■ EXERCISE AIM: Quote every line below exactly as it reads.
Start of ENTRIES SHOWN
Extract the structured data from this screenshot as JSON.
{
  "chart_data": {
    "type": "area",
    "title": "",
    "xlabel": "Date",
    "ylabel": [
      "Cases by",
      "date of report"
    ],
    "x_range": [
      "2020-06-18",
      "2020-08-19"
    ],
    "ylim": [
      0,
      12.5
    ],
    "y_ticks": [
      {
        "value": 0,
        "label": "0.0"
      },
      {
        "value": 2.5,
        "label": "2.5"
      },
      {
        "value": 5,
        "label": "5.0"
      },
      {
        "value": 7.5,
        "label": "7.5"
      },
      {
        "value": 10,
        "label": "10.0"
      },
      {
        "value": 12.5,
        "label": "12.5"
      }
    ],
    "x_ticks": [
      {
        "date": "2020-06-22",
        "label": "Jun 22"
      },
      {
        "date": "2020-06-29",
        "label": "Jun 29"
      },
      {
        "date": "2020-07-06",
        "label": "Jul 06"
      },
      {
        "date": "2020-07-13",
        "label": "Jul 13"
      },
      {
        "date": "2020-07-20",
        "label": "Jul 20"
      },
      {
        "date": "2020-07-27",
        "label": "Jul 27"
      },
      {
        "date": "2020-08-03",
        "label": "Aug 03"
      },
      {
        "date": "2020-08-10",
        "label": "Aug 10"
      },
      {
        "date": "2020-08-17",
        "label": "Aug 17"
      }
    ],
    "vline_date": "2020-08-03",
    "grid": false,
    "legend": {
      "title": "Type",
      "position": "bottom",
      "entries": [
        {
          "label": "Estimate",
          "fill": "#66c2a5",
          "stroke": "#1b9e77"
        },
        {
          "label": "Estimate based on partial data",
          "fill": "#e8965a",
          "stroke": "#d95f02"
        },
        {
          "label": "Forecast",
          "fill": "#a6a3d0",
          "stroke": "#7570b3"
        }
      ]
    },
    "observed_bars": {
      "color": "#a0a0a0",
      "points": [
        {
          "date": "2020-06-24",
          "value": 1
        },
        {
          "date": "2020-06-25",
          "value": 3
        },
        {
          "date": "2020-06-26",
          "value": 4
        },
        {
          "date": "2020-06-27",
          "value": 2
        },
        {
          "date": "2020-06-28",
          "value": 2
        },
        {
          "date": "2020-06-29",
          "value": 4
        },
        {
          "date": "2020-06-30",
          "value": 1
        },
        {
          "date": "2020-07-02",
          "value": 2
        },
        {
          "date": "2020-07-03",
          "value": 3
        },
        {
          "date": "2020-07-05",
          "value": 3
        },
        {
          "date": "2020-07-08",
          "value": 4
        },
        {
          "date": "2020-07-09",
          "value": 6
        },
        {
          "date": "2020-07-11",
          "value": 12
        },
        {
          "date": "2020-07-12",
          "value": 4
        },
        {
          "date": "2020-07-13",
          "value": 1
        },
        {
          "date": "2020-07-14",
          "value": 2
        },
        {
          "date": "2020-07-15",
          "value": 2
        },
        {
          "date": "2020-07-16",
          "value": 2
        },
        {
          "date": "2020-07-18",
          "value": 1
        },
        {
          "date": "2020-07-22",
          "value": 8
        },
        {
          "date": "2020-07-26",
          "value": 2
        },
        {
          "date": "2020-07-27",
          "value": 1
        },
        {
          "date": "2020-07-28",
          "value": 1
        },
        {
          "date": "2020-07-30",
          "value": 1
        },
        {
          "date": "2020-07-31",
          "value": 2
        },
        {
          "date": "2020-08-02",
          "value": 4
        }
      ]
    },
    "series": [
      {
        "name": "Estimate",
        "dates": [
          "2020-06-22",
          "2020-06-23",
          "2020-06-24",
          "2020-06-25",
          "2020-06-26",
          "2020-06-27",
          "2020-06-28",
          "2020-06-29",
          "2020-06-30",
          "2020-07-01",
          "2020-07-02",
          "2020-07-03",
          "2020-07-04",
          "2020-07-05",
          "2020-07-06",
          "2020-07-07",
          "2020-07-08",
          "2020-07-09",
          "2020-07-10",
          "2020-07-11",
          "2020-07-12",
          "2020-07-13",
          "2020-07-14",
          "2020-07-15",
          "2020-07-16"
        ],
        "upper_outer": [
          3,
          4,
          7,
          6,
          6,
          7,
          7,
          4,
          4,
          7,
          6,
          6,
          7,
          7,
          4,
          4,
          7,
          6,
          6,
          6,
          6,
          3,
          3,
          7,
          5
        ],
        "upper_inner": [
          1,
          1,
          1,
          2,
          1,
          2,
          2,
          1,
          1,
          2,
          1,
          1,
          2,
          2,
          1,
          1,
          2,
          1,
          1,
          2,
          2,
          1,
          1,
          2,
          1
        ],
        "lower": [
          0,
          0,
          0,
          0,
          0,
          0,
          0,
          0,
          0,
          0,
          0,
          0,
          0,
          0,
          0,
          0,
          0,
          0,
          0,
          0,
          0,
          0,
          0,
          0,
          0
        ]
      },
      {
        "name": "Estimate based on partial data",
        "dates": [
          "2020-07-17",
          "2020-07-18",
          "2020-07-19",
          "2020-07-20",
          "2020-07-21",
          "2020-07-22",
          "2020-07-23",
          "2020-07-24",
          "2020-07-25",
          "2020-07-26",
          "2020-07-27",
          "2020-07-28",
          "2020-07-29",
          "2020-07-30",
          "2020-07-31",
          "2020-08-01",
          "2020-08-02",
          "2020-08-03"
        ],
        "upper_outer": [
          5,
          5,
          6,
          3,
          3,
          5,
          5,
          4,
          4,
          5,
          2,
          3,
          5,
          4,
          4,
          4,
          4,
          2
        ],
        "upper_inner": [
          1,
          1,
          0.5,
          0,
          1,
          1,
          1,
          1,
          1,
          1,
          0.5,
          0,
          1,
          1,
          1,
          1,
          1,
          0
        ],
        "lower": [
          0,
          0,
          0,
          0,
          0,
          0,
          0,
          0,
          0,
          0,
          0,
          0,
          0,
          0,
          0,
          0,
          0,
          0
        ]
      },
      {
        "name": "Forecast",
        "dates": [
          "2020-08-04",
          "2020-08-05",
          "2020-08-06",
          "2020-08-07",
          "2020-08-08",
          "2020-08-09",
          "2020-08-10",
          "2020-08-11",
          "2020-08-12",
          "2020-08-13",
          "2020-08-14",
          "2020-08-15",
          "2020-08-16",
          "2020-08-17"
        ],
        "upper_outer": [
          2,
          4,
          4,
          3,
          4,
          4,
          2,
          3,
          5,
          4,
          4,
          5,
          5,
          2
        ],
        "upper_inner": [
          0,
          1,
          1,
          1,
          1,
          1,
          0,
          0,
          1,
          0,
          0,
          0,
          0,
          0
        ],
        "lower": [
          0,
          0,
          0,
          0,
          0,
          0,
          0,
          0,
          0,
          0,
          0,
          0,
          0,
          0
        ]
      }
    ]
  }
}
End of ENTRIES SHOWN
■ SOLUTION:
Extract the structured data from this screenshot as JSON.
{
  "chart_data": {
    "type": "area",
    "title": "",
    "xlabel": "Date",
    "ylabel": [
      "Cases by",
      "date of report"
    ],
    "x_range": [
      "2020-06-18",
      "2020-08-19"
    ],
    "ylim": [
      0,
      12.5
    ],
    "y_ticks": [
      {
        "value": 0,
        "label": "0.0"
      },
      {
        "value": 2.5,
        "label": "2.5"
      },
      {
        "value": 5,
        "label": "5.0"
      },
      {
        "value": 7.5,
        "label": "7.5"
      },
      {
        "value": 10,
        "label": "10.0"
      },
      {
        "value": 12.5,
        "label": "12.5"
      }
    ],
    "x_ticks": [
      {
        "date": "2020-06-22",
        "label": "Jun 22"
      },
      {
        "date": "2020-06-29",
        "label": "Jun 29"
      },
      {
        "date": "2020-07-06",
        "label": "Jul 06"
      },
      {
        "date": "2020-07-13",
        "label": "Jul 13"
      },
      {
        "date": "2020-07-20",
        "label": "Jul 20"
      },
      {
        "date": "2020-07-27",
        "label": "Jul 27"
      },
      {
        "date": "2020-08-03",
        "label": "Aug 03"
      },
      {
        "date": "2020-08-10",
        "label": "Aug 10"
      },
      {
        "date": "2020-08-17",
        "label": "Aug 17"
      }
    ],
    "vline_date": "2020-08-03",
    "grid": false,
    "legend": {
      "title": "Type",
      "position": "bottom",
      "entries": [
        {
          "label": "Estimate",
          "fill": "#66c2a5",
          "stroke": "#1b9e77"
        },
        {
          "label": "Estimate based on partial data",
          "fill": "#e8965a",
          "stroke": "#d95f02"
        },
        {
          "label": "Forecast",
          "fill": "#a6a3d0",
          "stroke": "#7570b3"
        }
      ]
    },
    "observed_bars": {
      "color": "#a0a0a0",
      "points": [
        {
          "date": "2020-06-24",
          "value": 1
        },
        {
          "date": "2020-06-25",
          "value": 3
        },
        {
          "date": "2020-06-26",
          "value": 4
        },
        {
          "date": "2020-06-27",
          "value": 2
        },
        {
          "date": "2020-06-28",
          "value": 2
        },
        {
          "date": "2020-06-29",
          "value": 4
        },
        {
          "date": "2020-06-30",
          "value": 1
        },
        {
          "date": "2020-07-02",
          "value": 2
        },
        {
          "date": "2020-07-03",
          "value": 3
        },
        {
          "date": "2020-07-05",
          "value": 3
        },
        {
          "date": "2020-07-08",
          "value": 4
        },
        {
          "date": "2020-07-09",
          "value": 6
        },
        {
          "date": "2020-07-11",
          "value": 12
        },
        {
          "date": "2020-07-12",
          "value": 4
        },
        {
          "date": "2020-07-13",
          "value": 1
        },
        {
          "date": "2020-07-14",
          "value": 2
        },
        {
          "date": "2020-07-15",
          "value": 2
        },
        {
          "date": "2020-07-16",
          "value": 2
        },
        {
          "date": "2020-07-18",
          "value": 1
        },
        {
          "date": "2020-07-22",
          "value": 8
        },
        {
          "date": "2020-07-26",
          "value": 2
        },
        {
          "date": "2020-07-27",
          "value": 1
        },
        {
          "date": "2020-07-28",
          "value": 1
        },
        {
          "date": "2020-07-30",
          "value": 1
        },
        {
          "date": "2020-07-31",
          "value": 2
        },
        {
          "date": "2020-08-02",
          "value": 4
        }
      ]
    },
    "series": [
      {
        "name": "Estimate",
        "dates": [
          "2020-06-22",
          "2020-06-23",
          "2020-06-24",
          "2020-06-25",
          "2020-06-26",
          "2020-06-27",
          "2020-06-28",
          "2020-06-29",
          "2020-06-30",
          "2020-07-01",
          "2020-07-02",
          "2020-07-03",
          "2020-07-04",
          "2020-07-05",
          "2020-07-06",
          "2020-07-07",
          "2020-07-08",
          "2020-07-09",
          "2020-07-10",
          "2020-07-11",
          "2020-07-12",
          "2020-07-13",
          "2020-07-14",
          "2020-07-15",
          "2020-07-16"
        ],
        "upper_outer": [
          3,
          4,
          7,
          6,
          6,
          7,
          7,
          4,
          4,
          7,
          6,
          6,
          7,
          7,
          4,
          4,
          7,
          6,
          6,
          6,
          6,
          3,
          3,
          7,
          5
        ],
        "upper_inner": [
          1,
          1,
          1,
          2,
          1,
          2,
          2,
          1,
          1,
          2,
          1,
          1,
          2,
          2,
          1,
          1,
          2,
          1,
          1,
          2,
          2,
          1,
          1,
          2,
          1
        ],
        "lower": [
          0,
          0,
          0,
          0,
          0,
          0,
          0,
          0,
          0,
          0,
          0,
          0,
          0,
          0,
          0,
          0,
          0,
          0,
          0,
          0,
          0,
          0,
          0,
          0,
          0
        ]
      },
      {
        "name": "Estimate based on partial data",
        "dates": [
          "2020-07-17",
          "2020-07-18",
          "2020-07-19",
          "2020-07-20",
          "2020-07-21",
          "2020-07-22",
          "2020-07-23",
          "2020-07-24",
          "2020-07-25",
          "2020-07-26",
          "2020-07-27",
          "2020-07-28",
          "2020-07-29",
          "2020-07-30",
          "2020-07-31",
          "2020-08-01",
          "2020-08-02",
          "2020-08-03"
        ],
        "upper_outer": [
          5,
          5,
          6,
          3,
          3,
          5,
          5,
          4,
          4,
          5,
          2,
          3,
          5,
          4,
          4,
          4,
          4,
          2
        ],
        "upper_inner": [
          1,
          1,
          0.5,
          0,
          1,
          1,
          1,
          1,
          1,
          1,
          0.5,
          0,
          1,
          1,
          1,
          1,
          1,
          0
        ],
        "lower": [
          0,
          0,
          0,
          0,
          0,
          0,
          0,
          0,
          0,
          0,
          0,
          0,
          0,
          0,
          0,
          0,
          0,
          0
        ]
      },
      {
        "name": "Forecast",
        "dates": [
          "2020-08-04",
          "2020-08-05",
          "2020-08-06",
          "2020-08-07",
          "2020-08-08",
          "2020-08-09",
          "2020-08-10",
          "2020-08-11",
          "2020-08-12",
          "2020-08-13",
          "2020-08-14",
          "2020-08-15",
          "2020-08-16",
          "2020-08-17"
        ],
        "upper_outer": [
          2,
          4,
          4,
          3,
          4,
          4,
          2,
          3,
          5,
          4,
          4,
          5,
          5,
          2
        ],
        "upper_inner": [
          0,
          1,
          1,
          1,
          1,
          1,
          0,
          0,
          1,
          0,
          0,
          0,
          0,
          0
        ],
        "lower": [
          0,
          0,
          0,
          0,
          0,
          0,
          0,
          0,
          0,
          0,
          0,
          0,
          0,
          0
        ]
      }
    ]
  }
}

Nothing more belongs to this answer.